[start DATA SHOWN]
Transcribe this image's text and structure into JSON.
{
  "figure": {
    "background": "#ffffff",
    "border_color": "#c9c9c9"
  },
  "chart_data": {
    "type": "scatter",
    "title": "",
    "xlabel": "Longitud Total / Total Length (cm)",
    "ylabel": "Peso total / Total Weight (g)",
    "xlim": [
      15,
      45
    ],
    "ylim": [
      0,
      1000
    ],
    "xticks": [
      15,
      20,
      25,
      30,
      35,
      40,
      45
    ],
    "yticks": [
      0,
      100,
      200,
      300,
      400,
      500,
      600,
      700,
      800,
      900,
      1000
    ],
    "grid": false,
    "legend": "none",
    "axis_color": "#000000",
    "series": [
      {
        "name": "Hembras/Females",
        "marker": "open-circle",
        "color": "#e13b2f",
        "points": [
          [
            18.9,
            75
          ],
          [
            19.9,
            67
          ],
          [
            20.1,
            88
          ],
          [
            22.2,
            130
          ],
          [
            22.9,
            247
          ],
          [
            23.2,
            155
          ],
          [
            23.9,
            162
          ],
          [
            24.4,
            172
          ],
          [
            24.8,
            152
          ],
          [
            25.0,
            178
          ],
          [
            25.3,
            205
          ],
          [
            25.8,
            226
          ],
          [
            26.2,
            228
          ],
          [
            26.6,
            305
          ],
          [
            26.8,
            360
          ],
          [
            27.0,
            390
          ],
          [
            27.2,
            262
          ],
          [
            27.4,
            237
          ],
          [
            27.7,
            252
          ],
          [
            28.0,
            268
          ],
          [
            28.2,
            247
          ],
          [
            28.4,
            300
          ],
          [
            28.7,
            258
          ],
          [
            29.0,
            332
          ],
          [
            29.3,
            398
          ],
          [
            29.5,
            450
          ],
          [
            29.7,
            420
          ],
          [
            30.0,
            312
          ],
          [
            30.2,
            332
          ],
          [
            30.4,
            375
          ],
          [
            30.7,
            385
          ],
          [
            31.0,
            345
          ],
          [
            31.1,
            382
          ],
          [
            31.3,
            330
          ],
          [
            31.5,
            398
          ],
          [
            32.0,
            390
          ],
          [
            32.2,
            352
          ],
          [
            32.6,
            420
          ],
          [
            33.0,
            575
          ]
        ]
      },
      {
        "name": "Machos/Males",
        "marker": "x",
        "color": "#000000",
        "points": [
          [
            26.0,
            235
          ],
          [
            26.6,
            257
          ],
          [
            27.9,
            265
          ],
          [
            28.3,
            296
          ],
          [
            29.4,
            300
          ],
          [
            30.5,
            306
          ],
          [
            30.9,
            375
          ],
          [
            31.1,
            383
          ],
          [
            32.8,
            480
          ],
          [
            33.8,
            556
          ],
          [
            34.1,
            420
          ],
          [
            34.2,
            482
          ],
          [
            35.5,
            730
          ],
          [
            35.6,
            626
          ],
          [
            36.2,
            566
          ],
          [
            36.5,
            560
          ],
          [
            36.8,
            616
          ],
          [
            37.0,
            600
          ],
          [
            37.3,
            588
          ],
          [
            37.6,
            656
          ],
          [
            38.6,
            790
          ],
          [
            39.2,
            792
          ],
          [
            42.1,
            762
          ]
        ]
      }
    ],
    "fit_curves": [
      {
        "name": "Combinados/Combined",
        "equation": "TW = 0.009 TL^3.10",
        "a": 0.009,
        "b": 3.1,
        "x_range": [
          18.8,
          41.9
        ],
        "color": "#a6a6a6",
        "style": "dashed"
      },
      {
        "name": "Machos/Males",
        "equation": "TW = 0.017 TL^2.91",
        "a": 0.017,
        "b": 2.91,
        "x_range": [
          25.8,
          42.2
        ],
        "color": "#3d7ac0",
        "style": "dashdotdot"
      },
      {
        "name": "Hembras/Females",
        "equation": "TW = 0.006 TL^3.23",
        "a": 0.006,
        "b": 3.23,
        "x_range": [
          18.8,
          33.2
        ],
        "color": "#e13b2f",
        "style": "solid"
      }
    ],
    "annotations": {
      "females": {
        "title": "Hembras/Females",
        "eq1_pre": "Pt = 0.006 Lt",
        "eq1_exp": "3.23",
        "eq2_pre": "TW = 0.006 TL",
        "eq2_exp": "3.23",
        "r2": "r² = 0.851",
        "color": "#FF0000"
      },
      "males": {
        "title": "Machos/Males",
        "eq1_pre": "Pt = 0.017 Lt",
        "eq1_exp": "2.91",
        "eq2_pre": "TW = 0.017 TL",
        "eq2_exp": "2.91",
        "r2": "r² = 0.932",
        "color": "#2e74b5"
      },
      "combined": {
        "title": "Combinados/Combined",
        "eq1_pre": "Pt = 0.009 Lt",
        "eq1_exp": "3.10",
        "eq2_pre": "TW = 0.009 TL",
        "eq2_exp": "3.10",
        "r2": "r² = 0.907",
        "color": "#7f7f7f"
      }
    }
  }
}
[end DATA SHOWN]
— AIM OF THE TASK —
Repeat the whole listing exactly, keeping every line intact.

— RESULT FOR THIS EXERCISE —
Transcribe this image's text and structure into JSON.
{
  "figure": {
    "background": "#ffffff",
    "border_color": "#c9c9c9"
  },
  "chart_data": {
    "type": "scatter",
    "title": "",
    "xlabel": "Longitud Total / Total Length (cm)",
    "ylabel": "Peso total / Total Weight (g)",
    "xlim": [
      15,
      45
    ],
    "ylim": [
      0,
      1000
    ],
    "xticks": [
      15,
      20,
      25,
      30,
      35,
      40,
      45
    ],
    "yticks": [
      0,
      100,
      200,
      300,
      400,
      500,
      600,
      700,
      800,
      900,
      1000
    ],
    "grid": false,
    "legend": "none",
    "axis_color": "#000000",
    "series": [
      {
        "name": "Hembras/Females",
        "marker": "open-circle",
        "color": "#e13b2f",
        "points": [
          [
            18.9,
            75
          ],
          [
            19.9,
            67
          ],
          [
            20.1,
            88
          ],
          [
            22.2,
            130
          ],
          [
            22.9,
            247
          ],
          [
            23.2,
            155
          ],
          [
            23.9,
            162
          ],
          [
            24.4,
            172
          ],
          [
            24.8,
            152
          ],
          [
            25.0,
            178
          ],
          [
            25.3,
            205
          ],
          [
            25.8,
            226
          ],
          [
            26.2,
            228
          ],
          [
            26.6,
            305
          ],
          [
            26.8,
            360
          ],
          [
            27.0,
            390
          ],
          [
            27.2,
            262
          ],
          [
            27.4,
            237
          ],
          [
            27.7,
            252
          ],
          [
            28.0,
            268
          ],
          [
            28.2,
            247
          ],
          [
            28.4,
            300
          ],
          [
            28.7,
            258
          ],
          [
            29.0,
            332
          ],
          [
            29.3,
            398
          ],
          [
            29.5,
            450
          ],
          [
            29.7,
            420
          ],
          [
            30.0,
            312
          ],
          [
            30.2,
            332
          ],
          [
            30.4,
            375
          ],
          [
            30.7,
            385
          ],
          [
            31.0,
            345
          ],
          [
            31.1,
            382
          ],
          [
            31.3,
            330
          ],
          [
            31.5,
            398
          ],
          [
            32.0,
            390
          ],
          [
            32.2,
            352
          ],
          [
            32.6,
            420
          ],
          [
            33.0,
            575
          ]
        ]
      },
      {
        "name": "Machos/Males",
        "marker": "x",
        "color": "#000000",
        "points": [
          [
            26.0,
            235
          ],
          [
            26.6,
            257
          ],
          [
            27.9,
            265
          ],
          [
            28.3,
            296
          ],
          [
            29.4,
            300
          ],
          [
            30.5,
            306
          ],
          [
            30.9,
            375
          ],
          [
            31.1,
            383
          ],
          [
            32.8,
            480
          ],
          [
            33.8,
            556
          ],
          [
            34.1,
            420
          ],
          [
            34.2,
            482
          ],
          [
            35.5,
            730
          ],
          [
            35.6,
            626
          ],
          [
            36.2,
            566
          ],
          [
            36.5,
            560
          ],
          [
            36.8,
            616
          ],
          [
            37.0,
            600
          ],
          [
            37.3,
            588
          ],
          [
            37.6,
            656
          ],
          [
            38.6,
            790
          ],
          [
            39.2,
            792
          ],
          [
            42.1,
            762
          ]
        ]
      }
    ],
    "fit_curves": [
      {
        "name": "Combinados/Combined",
        "equation": "TW = 0.009 TL^3.10",
        "a": 0.009,
        "b": 3.1,
        "x_range": [
          18.8,
          41.9
        ],
        "color": "#a6a6a6",
        "style": "dashed"
      },
      {
        "name": "Machos/Males",
        "equation": "TW = 0.017 TL^2.91",
        "a": 0.017,
        "b": 2.91,
        "x_range": [
          25.8,
          42.2
        ],
        "color": "#3d7ac0",
        "style": "dashdotdot"
      },
      {
        "name": "Hembras/Females",
        "equation": "TW = 0.006 TL^3.23",
        "a": 0.006,
        "b": 3.23,
        "x_range": [
          18.8,
          33.2
        ],
        "color": "#e13b2f",
        "style": "solid"
      }
    ],
    "annotations": {
      "females": {
        "title": "Hembras/Females",
        "eq1_pre": "Pt = 0.006 Lt",
        "eq1_exp": "3.23",
        "eq2_pre": "TW = 0.006 TL",
        "eq2_exp": "3.23",
        "r2": "r² = 0.851",
        "color": "#FF0000"
      },
      "males": {
        "title": "Machos/Males",
        "eq1_pre": "Pt = 0.017 Lt",
        "eq1_exp": "2.91",
        "eq2_pre": "TW = 0.017 TL",
        "eq2_exp": "2.91",
        "r2": "r² = 0.932",
        "color": "#2e74b5"
      },
      "combined": {
        "title": "Combinados/Combined",
        "eq1_pre": "Pt = 0.009 Lt",
        "eq1_exp": "3.10",
        "eq2_pre": "TW = 0.009 TL",
        "eq2_exp": "3.10",
        "r2": "r² = 0.907",
        "color": "#7f7f7f"
      }
    }
  }
}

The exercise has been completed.